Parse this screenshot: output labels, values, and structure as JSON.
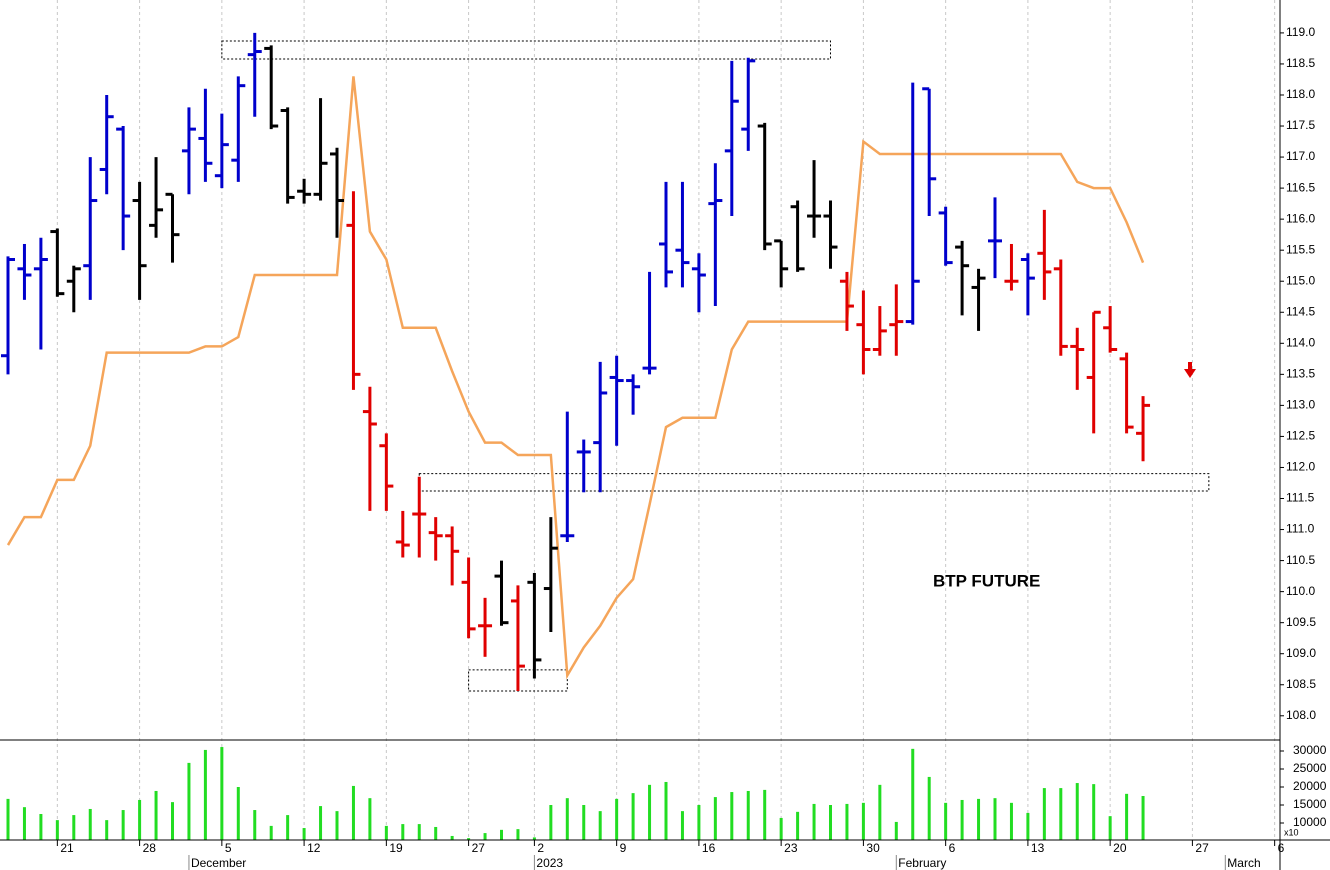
{
  "chart_data": {
    "type": "ohlc",
    "annotation": "BTP FUTURE",
    "categories": [
      null,
      null,
      null,
      "21",
      null,
      null,
      null,
      null,
      "28",
      null,
      null,
      null,
      null,
      "5",
      null,
      null,
      null,
      null,
      "12",
      null,
      null,
      null,
      null,
      "19",
      null,
      null,
      null,
      null,
      "27",
      null,
      null,
      null,
      "2",
      null,
      null,
      null,
      null,
      "9",
      null,
      null,
      null,
      null,
      "16",
      null,
      null,
      null,
      null,
      "23",
      null,
      null,
      null,
      null,
      "30",
      null,
      null,
      null,
      null,
      "6",
      null,
      null,
      null,
      null,
      "13",
      null,
      null,
      null,
      null,
      "20",
      null,
      null,
      null,
      null,
      "27",
      null,
      null,
      null,
      null,
      "6"
    ],
    "months": [
      null,
      null,
      null,
      null,
      null,
      null,
      null,
      null,
      null,
      null,
      null,
      "December",
      null,
      null,
      null,
      null,
      null,
      null,
      null,
      null,
      null,
      null,
      null,
      null,
      null,
      null,
      null,
      null,
      null,
      null,
      null,
      null,
      "2023",
      null,
      null,
      null,
      null,
      null,
      null,
      null,
      null,
      null,
      null,
      null,
      null,
      null,
      null,
      null,
      null,
      null,
      null,
      null,
      null,
      null,
      "February",
      null,
      null,
      null,
      null,
      null,
      null,
      null,
      null,
      null,
      null,
      null,
      null,
      null,
      null,
      null,
      null,
      null,
      null,
      null,
      "March",
      null,
      null,
      null
    ],
    "open": [
      113.8,
      115.2,
      115.2,
      115.8,
      115.0,
      115.25,
      116.8,
      117.45,
      116.3,
      115.9,
      116.4,
      117.1,
      117.3,
      116.7,
      116.95,
      118.65,
      118.75,
      117.75,
      116.45,
      116.4,
      117.05,
      115.9,
      112.9,
      112.35,
      110.8,
      111.25,
      110.95,
      110.9,
      110.15,
      109.45,
      110.25,
      109.85,
      110.15,
      110.05,
      110.9,
      112.25,
      112.4,
      113.45,
      113.4,
      113.6,
      115.6,
      115.5,
      115.2,
      116.25,
      117.1,
      117.45,
      117.5,
      115.65,
      116.2,
      116.05,
      116.05,
      115.0,
      114.3,
      113.9,
      114.3,
      114.35,
      118.1,
      116.1,
      115.55,
      114.9,
      115.65,
      115.0,
      115.35,
      115.45,
      115.2,
      113.95,
      113.45,
      114.25,
      113.75,
      112.55,
      null,
      null,
      null,
      null,
      null,
      null,
      null,
      null
    ],
    "high": [
      115.4,
      115.6,
      115.7,
      115.85,
      115.25,
      117.0,
      118.0,
      117.5,
      116.6,
      117.0,
      116.4,
      117.8,
      118.1,
      117.7,
      118.3,
      119.0,
      118.8,
      117.8,
      116.65,
      117.95,
      117.15,
      116.45,
      113.3,
      112.55,
      111.3,
      111.85,
      111.2,
      111.05,
      110.55,
      109.9,
      110.5,
      110.1,
      110.3,
      111.2,
      112.9,
      112.45,
      113.7,
      113.8,
      113.5,
      115.15,
      116.6,
      116.6,
      115.45,
      116.9,
      118.55,
      118.6,
      117.55,
      115.65,
      116.3,
      116.95,
      116.3,
      115.15,
      114.85,
      114.6,
      114.95,
      118.2,
      118.1,
      116.2,
      115.65,
      115.2,
      116.35,
      115.6,
      115.45,
      116.15,
      115.35,
      114.25,
      114.5,
      114.6,
      113.85,
      113.15,
      null,
      null,
      null,
      null,
      null,
      null,
      null,
      null
    ],
    "low": [
      113.5,
      114.7,
      113.9,
      114.75,
      114.5,
      114.7,
      116.4,
      115.5,
      114.7,
      115.7,
      115.3,
      116.4,
      116.6,
      116.5,
      116.6,
      117.65,
      117.45,
      116.25,
      116.25,
      116.3,
      115.7,
      113.25,
      111.3,
      111.3,
      110.55,
      110.55,
      110.5,
      110.1,
      109.25,
      108.95,
      109.45,
      108.4,
      108.6,
      109.35,
      110.8,
      111.6,
      111.6,
      112.35,
      112.85,
      113.5,
      114.9,
      114.9,
      114.5,
      114.6,
      116.05,
      117.1,
      115.5,
      114.9,
      115.15,
      115.7,
      115.2,
      114.2,
      113.5,
      113.8,
      113.8,
      114.3,
      116.05,
      115.25,
      114.45,
      114.2,
      115.05,
      114.85,
      114.45,
      114.7,
      113.8,
      113.25,
      112.55,
      113.85,
      112.55,
      112.1,
      null,
      null,
      null,
      null,
      null,
      null,
      null,
      null
    ],
    "close": [
      115.35,
      115.1,
      115.35,
      114.8,
      115.2,
      116.3,
      117.65,
      116.05,
      115.25,
      116.15,
      115.75,
      117.45,
      116.9,
      117.2,
      118.15,
      118.7,
      117.5,
      116.35,
      116.4,
      116.9,
      116.3,
      113.5,
      112.7,
      111.7,
      110.75,
      111.25,
      110.9,
      110.65,
      109.4,
      109.45,
      109.5,
      108.8,
      108.9,
      110.7,
      110.9,
      112.25,
      113.2,
      113.4,
      113.3,
      113.6,
      115.15,
      115.3,
      115.1,
      116.3,
      117.9,
      118.55,
      115.6,
      115.2,
      115.2,
      116.05,
      115.55,
      114.6,
      113.9,
      114.2,
      114.35,
      115.0,
      116.65,
      115.3,
      115.25,
      115.05,
      115.65,
      115.0,
      115.05,
      115.15,
      113.95,
      113.9,
      114.5,
      113.9,
      112.65,
      113.0,
      null,
      null,
      null,
      null,
      null,
      null,
      null,
      null
    ],
    "bar_colors": [
      "#0000cc",
      "#0000cc",
      "#0000cc",
      "#000000",
      "#000000",
      "#0000cc",
      "#0000cc",
      "#0000cc",
      "#000000",
      "#000000",
      "#000000",
      "#0000cc",
      "#0000cc",
      "#0000cc",
      "#0000cc",
      "#0000cc",
      "#000000",
      "#000000",
      "#000000",
      "#000000",
      "#000000",
      "#e00000",
      "#e00000",
      "#e00000",
      "#e00000",
      "#e00000",
      "#e00000",
      "#e00000",
      "#e00000",
      "#e00000",
      "#000000",
      "#e00000",
      "#000000",
      "#000000",
      "#0000cc",
      "#0000cc",
      "#0000cc",
      "#0000cc",
      "#0000cc",
      "#0000cc",
      "#0000cc",
      "#0000cc",
      "#0000cc",
      "#0000cc",
      "#0000cc",
      "#0000cc",
      "#000000",
      "#000000",
      "#000000",
      "#000000",
      "#000000",
      "#e00000",
      "#e00000",
      "#e00000",
      "#e00000",
      "#0000cc",
      "#0000cc",
      "#0000cc",
      "#000000",
      "#000000",
      "#0000cc",
      "#e00000",
      "#0000cc",
      "#e00000",
      "#e00000",
      "#e00000",
      "#e00000",
      "#e00000",
      "#e00000",
      "#e00000",
      null,
      null,
      null,
      null,
      null,
      null,
      null,
      null
    ],
    "overlay": {
      "color": "#f5a55a",
      "values": [
        110.75,
        111.2,
        111.2,
        111.8,
        111.8,
        112.35,
        113.85,
        113.85,
        113.85,
        113.85,
        113.85,
        113.85,
        113.95,
        113.95,
        114.1,
        115.1,
        115.1,
        115.1,
        115.1,
        115.1,
        115.1,
        118.3,
        115.8,
        115.35,
        114.25,
        114.25,
        114.25,
        113.55,
        112.9,
        112.4,
        112.4,
        112.2,
        112.2,
        112.2,
        108.65,
        109.1,
        109.45,
        109.9,
        110.2,
        111.4,
        112.65,
        112.8,
        112.8,
        112.8,
        113.9,
        114.35,
        114.35,
        114.35,
        114.35,
        114.35,
        114.35,
        114.35,
        117.25,
        117.05,
        117.05,
        117.05,
        117.05,
        117.05,
        117.05,
        117.05,
        117.05,
        117.05,
        117.05,
        117.05,
        117.05,
        116.6,
        116.5,
        116.5,
        115.95,
        115.3,
        null,
        null,
        null,
        null,
        null,
        null,
        null,
        null
      ]
    },
    "zones": [
      {
        "start": 13,
        "end": 50,
        "low": 118.58,
        "high": 118.87
      },
      {
        "start": 25,
        "end": 73,
        "low": 111.62,
        "high": 111.9
      },
      {
        "start": 28,
        "end": 34,
        "low": 108.4,
        "high": 108.74
      }
    ],
    "ylim": [
      107.61,
      119.53
    ],
    "yticks": [
      {
        "value": 108,
        "label": "108.0"
      },
      {
        "value": 108.5,
        "label": "108.5"
      },
      {
        "value": 109,
        "label": "109.0"
      },
      {
        "value": 109.5,
        "label": "109.5"
      },
      {
        "value": 110,
        "label": "110.0"
      },
      {
        "value": 110.5,
        "label": "110.5"
      },
      {
        "value": 111,
        "label": "111.0"
      },
      {
        "value": 111.5,
        "label": "111.5"
      },
      {
        "value": 112,
        "label": "112.0"
      },
      {
        "value": 112.5,
        "label": "112.5"
      },
      {
        "value": 113,
        "label": "113.0"
      },
      {
        "value": 113.5,
        "label": "113.5"
      },
      {
        "value": 114,
        "label": "114.0"
      },
      {
        "value": 114.5,
        "label": "114.5"
      },
      {
        "value": 115,
        "label": "115.0"
      },
      {
        "value": 115.5,
        "label": "115.5"
      },
      {
        "value": 116,
        "label": "116.0"
      },
      {
        "value": 116.5,
        "label": "116.5"
      },
      {
        "value": 117,
        "label": "117.0"
      },
      {
        "value": 117.5,
        "label": "117.5"
      },
      {
        "value": 118,
        "label": "118.0"
      },
      {
        "value": 118.5,
        "label": "118.5"
      },
      {
        "value": 119,
        "label": "119.0"
      }
    ],
    "volume": {
      "type": "bar",
      "color": "#22dd22",
      "unit_label": "x10",
      "values": [
        16700,
        14400,
        12500,
        10800,
        12200,
        13900,
        10800,
        13600,
        16400,
        18900,
        15800,
        26700,
        30300,
        31100,
        20000,
        13600,
        9200,
        12200,
        8600,
        14700,
        13300,
        20300,
        16900,
        9200,
        9700,
        9700,
        8900,
        6400,
        5800,
        7200,
        8100,
        8300,
        6000,
        15000,
        16900,
        15000,
        13300,
        16700,
        18300,
        20600,
        21400,
        13300,
        15000,
        17200,
        18600,
        18900,
        19200,
        11400,
        13100,
        15300,
        15000,
        15300,
        15600,
        20600,
        10300,
        30600,
        22800,
        15600,
        16400,
        16700,
        16900,
        15600,
        12800,
        19700,
        19700,
        21100,
        20800,
        11900,
        18100,
        17500,
        null,
        null,
        null,
        null,
        null,
        null,
        null,
        null
      ],
      "ylim": [
        5280,
        32780
      ],
      "yticks": [
        10000,
        15000,
        20000,
        25000,
        30000
      ]
    }
  }
}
++++++++++++++++++++
## WHAT NEEDS TO BE DONE:
Gather up every line from the listing above in which the word "high" occurs.

## CORRECT RESPONSE:
    "high": [
        "high": 118.87
        "high": 111.9
        "high": 108.74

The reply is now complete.